>> Start Record list
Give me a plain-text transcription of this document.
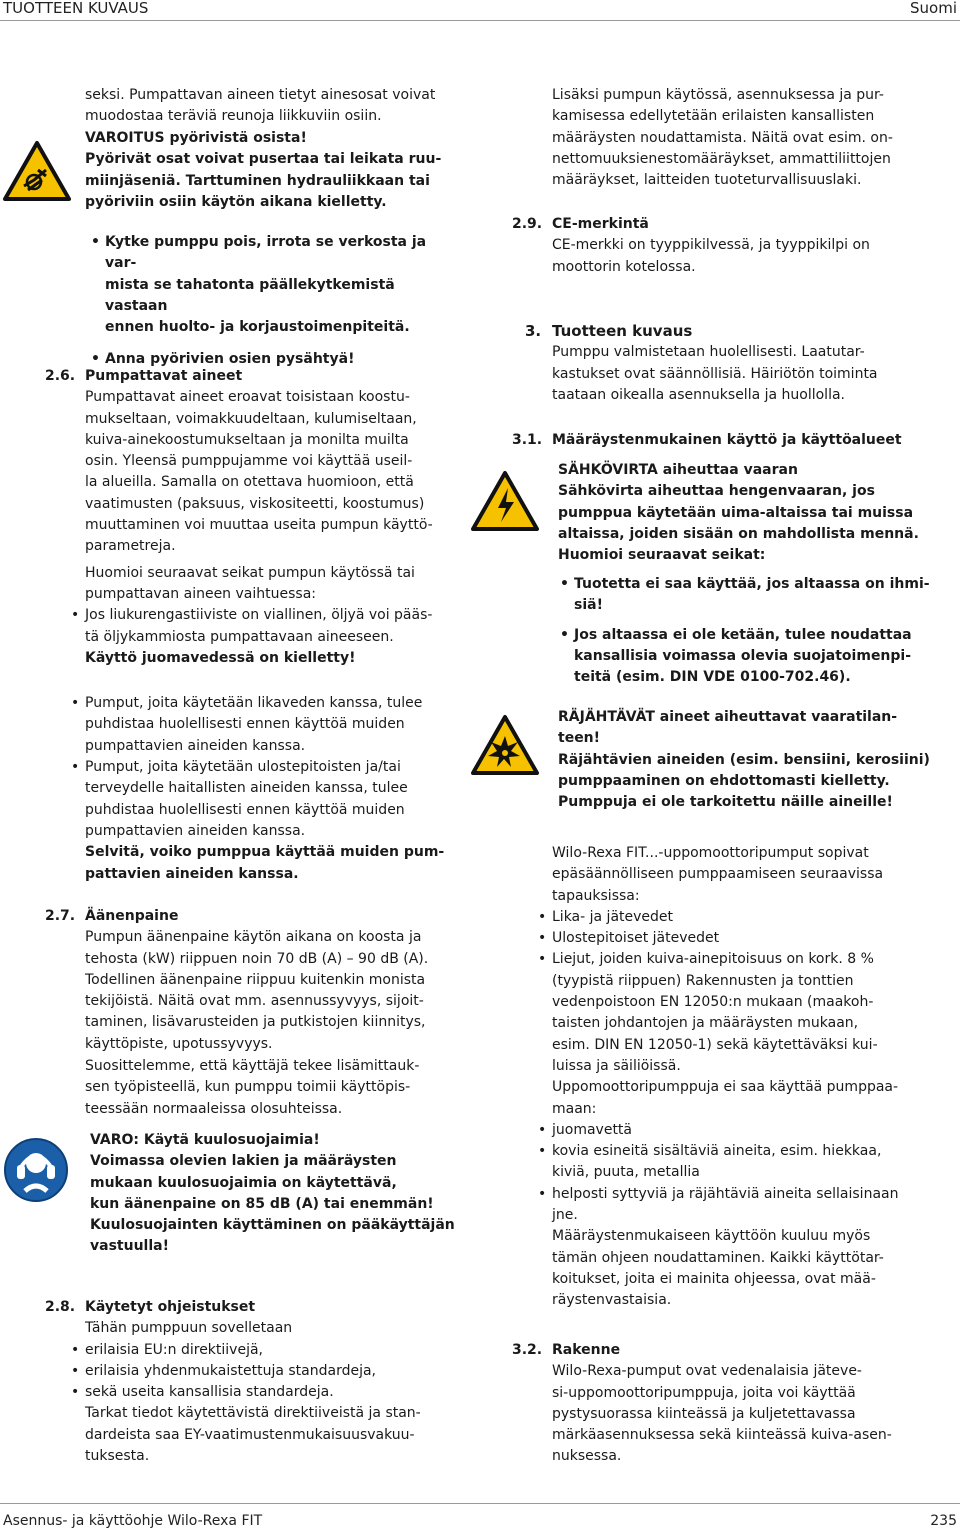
TUOTTEEN KUVAUS	Suomi

seksi. Pumpattavan aineen tietyt ainesosat voivat

muodostaa teräviä reunoja liikkuviin osiin.

VAROITUS pyörivistä osista!

Pyörivät osat voivat pusertaa tai leikata ruu-

miinjäseniä. Tarttuminen hydrauliikkaan tai

pyöriviin osiin käytön aikana kielletty.

• Kytke pumppu pois, irrota se verkosta ja var-

mista se tahatonta päällekytkemistä vastaan

ennen huolto- ja korjaustoimenpiteitä.

• Anna pyörivien osien pysähtyä!

2.6. Pumpattavat aineet

Pumpattavat aineet eroavat toisistaan koostu-

mukseltaan, voimakkuudeltaan, kulumiseltaan,

kuiva-ainekoostumukseltaan ja monilta muilta

osin. Yleensä pumppujamme voi käyttää useil-

la alueilla. Samalla on otettava huomioon, että

vaatimusten (paksuus, viskositeetti, koostumus)

muuttaminen voi muuttaa useita pumpun käyttö-

parametreja.

Huomioi seuraavat seikat pumpun käytössä tai

pumpattavan aineen vaihtuessa:

• Jos liukurengastiiviste on viallinen, öljyä voi pääs-

tä öljykammiosta pumpattavaan aineeseen.

Käyttö juomavedessä on kielletty!

• Pumput, joita käytetään likaveden kanssa, tulee

puhdistaa huolellisesti ennen käyttöä muiden

pumpattavien aineiden kanssa.

• Pumput, joita käytetään ulostepitoisten ja/tai

terveydelle haitallisten aineiden kanssa, tulee

puhdistaa huolellisesti ennen käyttöä muiden

pumpattavien aineiden kanssa.

Selvitä, voiko pumppua käyttää muiden pum-

pattavien aineiden kanssa.

2.7. Äänenpaine

Pumpun äänenpaine käytön aikana on koosta ja

tehosta (kW) riippuen noin 70 dB (A) – 90 dB (A).

Todellinen äänenpaine riippuu kuitenkin monista

tekijöistä. Näitä ovat mm. asennussyvyys, sijoit-

taminen, lisävarusteiden ja putkistojen kiinnitys,

käyttöpiste, upotussyvyys.

Suosittelemme, että käyttäjä tekee lisämittauk-

sen työpisteellä, kun pumppu toimii käyttöpis-

teessään normaaleissa olosuhteissa.

VARO: Käytä kuulosuojaimia!

Voimassa olevien lakien ja määräysten

mukaan kuulosuojaimia on käytettävä,

kun äänenpaine on 85 dB (A) tai enemmän!

Kuulosuojainten käyttäminen on pääkäyttäjän

vastuulla!

2.8. Käytetyt ohjeistukset

Tähän pumppuun sovelletaan

• erilaisia EU:n direktiivejä,

• erilaisia yhdenmukaistettuja standardeja,

• sekä useita kansallisia standardeja.

Tarkat tiedot käytettävistä direktiiveistä ja stan-

dardeista saa EY-vaatimustenmukaisuusvakuu-

tuksesta.

Lisäksi pumpun käytössä, asennuksessa ja pur-

kamisessa edellytetään erilaisten kansallisten

määräysten noudattamista. Näitä ovat esim. on-

nettomuuksienestomääräykset, ammattiliittojen

määräykset, laitteiden tuoteturvallisuuslaki.

2.9. CE-merkintä

CE-merkki on tyyppikilvessä, ja tyyppikilpi on

moottorin kotelossa.

3. Tuotteen kuvaus

Pumppu valmistetaan huolellisesti. Laatutar-

kastukset ovat säännöllisiä. Häiriötön toiminta

taataan oikealla asennuksella ja huollolla.

3.1. Määräystenmukainen käyttö ja käyttöalueet

SÄHKÖVIRTA aiheuttaa vaaran

Sähkövirta aiheuttaa hengenvaaran, jos

pumppua käytetään uima-altaissa tai muissa

altaissa, joiden sisään on mahdollista mennä.

Huomioi seuraavat seikat:

• Tuotetta ei saa käyttää, jos altaassa on ihmi-

siä!

• Jos altaassa ei ole ketään, tulee noudattaa

kansallisia voimassa olevia suojatoimenpi-

teitä (esim. DIN VDE 0100-702.46).

RÄJÄHTÄVÄT aineet aiheuttavat vaaratilan-

teen!

Räjähtävien aineiden (esim. bensiini, kerosiini)

pumppaaminen on ehdottomasti kielletty.

Pumppuja ei ole tarkoitettu näille aineille!

Wilo-Rexa FIT...-uppomoottoripumput sopivat

epäsäännölliseen pumppaamiseen seuraavissa

tapauksissa:

• Lika- ja jätevedet

• Ulostepitoiset jätevedet

• Liejut, joiden kuiva-ainepitoisuus on kork. 8 %

(tyypistä riippuen) Rakennusten ja tonttien

vedenpoistoon EN 12050:n mukaan (maakoh-

taisten johdantojen ja määräysten mukaan,

esim. DIN EN 12050-1) sekä käytettäväksi kui-

luissa ja säiliöissä.

Uppomoottoripumppuja ei saa käyttää pumppaa-

maan:

• juomavettä

• kovia esineitä sisältäviä aineita, esim. hiekkaa,

kiviä, puuta, metallia

• helposti syttyviä ja räjähtäviä aineita sellaisinaan

jne.

Määräystenmukaiseen käyttöön kuuluu myös

tämän ohjeen noudattaminen. Kaikki käyttötar-

koitukset, joita ei mainita ohjeessa, ovat mää-

räystenvastaisia.

3.2. Rakenne

Wilo-Rexa-pumput ovat vedenalaisia jäteve-

si-uppomoottoripumppuja, joita voi käyttää

pystysuorassa kiinteässä ja kuljetettavassa

märkäasennuksessa sekä kiinteässä kuiva-asen-

nuksessa.

Asennus- ja käyttöohje Wilo-Rexa FIT	235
>> End Record list
* Required work *
Count every line of the records that holds the string "standardeja". Write only the total.

* Final result *
2